Define the I/O control command names and the associated value in the
driver's header and comment the commands.
.RE
.RS +4
.TP
2.
Code the  \fBioctl()\fR routine in the driver that defines the functionality
for each I/O control command name that is in the header.
.RE
.sp
.LP
The  \fBioctl()\fR routine is coded with instructions on the proper action to
take for each command. It is commonly a  \fBswitch\fR statement, with each
\fBcase\fR definition corresponding to an  \fBioctl()\fR name to identify the
action that should be taken. However, the command passed to the driver by the
user process is an integer value associated with the command name in the
header.
.SH RETURN VALUES
\fBioctl()\fR should return  \fB0\fR on success, or the appropriate error
number. The driver may also set the value returned to the calling process
through \fIrval_p\fR.
.SH EXAMPLES
\fBExample 1 \fR\fBioctl()\fR entry point
.sp
.LP
The following is an example of the \fBioctl()\fR entry point and how to support
32-bit and 64-bit applications with the same device driver.

.sp
.in +2
.nf
struct passargs32 {
        int len;
        caddr32_t addr;
};

struct passargs {
        int len;
        caddr_t addr;
};

xxioctl(dev_t dev, int cmd, intptr_t arg, int mode,
    cred_t *credp, int *rvalp) {
        struct passargs pa;

#ifdef  _MULTI_DATAMODEL
        switch (ddi_model_convert_from(mode & FMODELS)) {
            case DDI_MODEL_ILP32:
            {
                struct passargs32 pa32;

                ddi_copyin(arg, &pa32, sizeof (struct passargs32),\e
                mode);
                pa.len = pa32.len;
                pa.address = pa32.address;
                break;
            }
            case DDI_MODEL_NONE:
                ddi_copyin(arg, &pa, sizeof (struct passargs),\e
                mode);
                break;
        }
#else /* _MULTI_DATAMODEL */
        ddi_copyin(arg, &pa, sizeof (struct passargs), mode);
#endif  /* _MULTI_DATAMODEL */

        do_ioctl(&pa);
        .\|.\|.\|.
}
.fi
.in -2

.SH SEE ALSO
\fBstty\fR(1), \fBttymon\fR(1M), \fBdkio\fR(7I), \fBfbio\fR(7I),
\fBtermio\fR(7I), \fBopen\fR(9E), \fBput\fR(9E), \fBsrv\fR(9E),
\fBcopyin\fR(9F), \fBcopyout\fR(9F), \fBddi_copyin\fR(9F),
\fBddi_copyout\fR(9F), \fBddi_model_convert_from\fR(9F), \fBcb_ops\fR(9S)
.sp
.LP
\fIWriting Device Drivers\fR
.SH WARNINGS
.LP
Non-STREAMS driver  \fBioctl()\fR routines must make sure that user data is
copied into or out of the kernel address space explicitly using
\fBcopyin\fR(9F), \fBcopyout\fR(9F), \fBddi_copyin\fR(9F), or
\fBddi_copyout\fR(9F), as appropriate.
.sp
.LP
It is a severe error to simply dereference pointers to the user address space,
even when in user context.
.sp
.LP
Failure to use the appropriate copying routines can result in panics under load
on some platforms, and reproducible panics on others.
.SH NOTES
STREAMS drivers do not have  \fBioctl()\fR routines. The stream head converts
I/O control commands to  \fBM_IOCTL\fR messages, which are handled by the
driver's  \fBput\fR(9E) or \fBsrv\fR(9E) routine.

* **Your goal**
In the text on the ioctl() entry point, rewrite the passage from "Define the I/O" through "in the header.", putting "header file" in place of "header".

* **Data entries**
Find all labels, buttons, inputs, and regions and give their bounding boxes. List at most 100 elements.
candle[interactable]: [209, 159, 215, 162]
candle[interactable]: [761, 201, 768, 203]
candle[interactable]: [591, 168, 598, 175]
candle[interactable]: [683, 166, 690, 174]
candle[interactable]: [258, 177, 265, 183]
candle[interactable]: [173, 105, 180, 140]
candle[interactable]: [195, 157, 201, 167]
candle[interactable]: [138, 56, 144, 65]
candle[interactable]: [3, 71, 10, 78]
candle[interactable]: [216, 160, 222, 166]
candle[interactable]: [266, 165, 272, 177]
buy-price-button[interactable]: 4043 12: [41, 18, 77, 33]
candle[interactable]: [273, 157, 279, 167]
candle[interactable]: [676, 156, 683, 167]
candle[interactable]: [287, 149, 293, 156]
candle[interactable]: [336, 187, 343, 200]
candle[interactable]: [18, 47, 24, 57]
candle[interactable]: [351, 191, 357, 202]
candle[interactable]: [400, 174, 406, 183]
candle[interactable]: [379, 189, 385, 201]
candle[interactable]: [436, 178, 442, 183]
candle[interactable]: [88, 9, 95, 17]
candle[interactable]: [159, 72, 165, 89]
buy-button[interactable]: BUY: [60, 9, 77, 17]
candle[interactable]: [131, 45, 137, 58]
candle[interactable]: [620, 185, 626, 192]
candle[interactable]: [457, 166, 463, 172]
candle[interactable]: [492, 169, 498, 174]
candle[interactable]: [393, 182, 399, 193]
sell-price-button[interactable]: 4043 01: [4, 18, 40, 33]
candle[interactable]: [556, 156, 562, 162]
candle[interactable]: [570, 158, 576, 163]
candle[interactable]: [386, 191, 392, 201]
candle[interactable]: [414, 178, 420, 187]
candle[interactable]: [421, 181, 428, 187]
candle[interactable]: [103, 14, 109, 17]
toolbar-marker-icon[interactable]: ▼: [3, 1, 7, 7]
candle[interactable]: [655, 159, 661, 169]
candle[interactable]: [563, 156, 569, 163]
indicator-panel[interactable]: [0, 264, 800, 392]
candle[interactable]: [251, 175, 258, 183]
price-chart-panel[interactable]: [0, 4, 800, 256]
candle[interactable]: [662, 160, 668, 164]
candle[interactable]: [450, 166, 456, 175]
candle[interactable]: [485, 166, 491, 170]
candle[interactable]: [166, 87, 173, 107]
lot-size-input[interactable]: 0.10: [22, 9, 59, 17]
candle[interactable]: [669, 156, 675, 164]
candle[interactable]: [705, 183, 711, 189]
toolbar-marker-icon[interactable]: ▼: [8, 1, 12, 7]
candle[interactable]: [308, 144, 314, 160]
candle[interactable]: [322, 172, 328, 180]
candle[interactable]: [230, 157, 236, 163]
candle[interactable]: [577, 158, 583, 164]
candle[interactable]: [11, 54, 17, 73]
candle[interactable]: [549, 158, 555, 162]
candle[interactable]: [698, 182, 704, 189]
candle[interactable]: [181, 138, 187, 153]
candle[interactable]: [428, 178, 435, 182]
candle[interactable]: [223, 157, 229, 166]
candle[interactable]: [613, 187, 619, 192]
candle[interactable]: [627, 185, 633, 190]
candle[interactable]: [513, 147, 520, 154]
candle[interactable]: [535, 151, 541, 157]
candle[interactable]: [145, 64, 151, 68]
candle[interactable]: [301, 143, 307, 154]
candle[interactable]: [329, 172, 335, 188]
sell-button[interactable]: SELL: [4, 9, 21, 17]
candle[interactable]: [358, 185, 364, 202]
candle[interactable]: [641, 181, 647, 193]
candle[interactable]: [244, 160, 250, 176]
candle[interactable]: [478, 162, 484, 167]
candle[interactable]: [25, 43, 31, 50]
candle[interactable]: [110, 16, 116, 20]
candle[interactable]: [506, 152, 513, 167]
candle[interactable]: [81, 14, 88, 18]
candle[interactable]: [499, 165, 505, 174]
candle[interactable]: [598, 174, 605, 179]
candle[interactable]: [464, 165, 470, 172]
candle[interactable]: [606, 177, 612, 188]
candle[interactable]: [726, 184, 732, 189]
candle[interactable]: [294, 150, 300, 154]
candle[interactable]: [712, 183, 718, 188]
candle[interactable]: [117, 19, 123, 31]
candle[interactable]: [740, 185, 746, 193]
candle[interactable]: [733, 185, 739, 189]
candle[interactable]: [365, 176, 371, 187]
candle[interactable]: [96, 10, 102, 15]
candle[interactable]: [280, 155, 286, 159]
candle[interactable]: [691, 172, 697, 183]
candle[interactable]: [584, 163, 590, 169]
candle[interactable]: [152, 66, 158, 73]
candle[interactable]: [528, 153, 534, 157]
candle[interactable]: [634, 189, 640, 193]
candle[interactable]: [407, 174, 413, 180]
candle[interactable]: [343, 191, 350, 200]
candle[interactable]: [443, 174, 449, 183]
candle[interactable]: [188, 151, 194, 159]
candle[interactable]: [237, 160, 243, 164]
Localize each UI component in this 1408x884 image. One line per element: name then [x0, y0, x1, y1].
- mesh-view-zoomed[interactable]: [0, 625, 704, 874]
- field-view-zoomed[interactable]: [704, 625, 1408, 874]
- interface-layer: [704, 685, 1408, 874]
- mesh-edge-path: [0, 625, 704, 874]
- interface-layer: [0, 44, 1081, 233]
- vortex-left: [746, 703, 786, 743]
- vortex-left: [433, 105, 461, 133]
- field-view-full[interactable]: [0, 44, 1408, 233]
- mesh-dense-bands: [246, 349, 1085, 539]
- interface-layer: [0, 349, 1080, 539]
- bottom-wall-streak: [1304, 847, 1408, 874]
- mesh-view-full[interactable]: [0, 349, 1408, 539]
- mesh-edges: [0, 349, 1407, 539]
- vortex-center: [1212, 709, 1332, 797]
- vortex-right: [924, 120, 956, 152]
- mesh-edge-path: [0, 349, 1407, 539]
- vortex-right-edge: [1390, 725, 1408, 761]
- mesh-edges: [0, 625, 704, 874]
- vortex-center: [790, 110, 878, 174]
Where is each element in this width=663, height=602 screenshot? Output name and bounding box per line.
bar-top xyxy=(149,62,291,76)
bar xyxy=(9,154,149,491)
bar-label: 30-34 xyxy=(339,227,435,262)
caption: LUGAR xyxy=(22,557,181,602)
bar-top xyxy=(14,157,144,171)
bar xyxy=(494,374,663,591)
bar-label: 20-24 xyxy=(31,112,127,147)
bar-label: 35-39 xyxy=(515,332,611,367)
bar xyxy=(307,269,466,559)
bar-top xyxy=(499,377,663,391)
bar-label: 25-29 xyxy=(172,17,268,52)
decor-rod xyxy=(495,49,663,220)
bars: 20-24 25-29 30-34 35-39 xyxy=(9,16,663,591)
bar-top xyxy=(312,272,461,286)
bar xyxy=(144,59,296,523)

* **Output of the task**
Define the I/O control command names and the associated value in the
driver's header file and comment the commands.
.RE
.RS +4
.TP
2.
Code the  \fBioctl()\fR routine in the driver that defines the functionality
for each I/O control command name that is in the header file.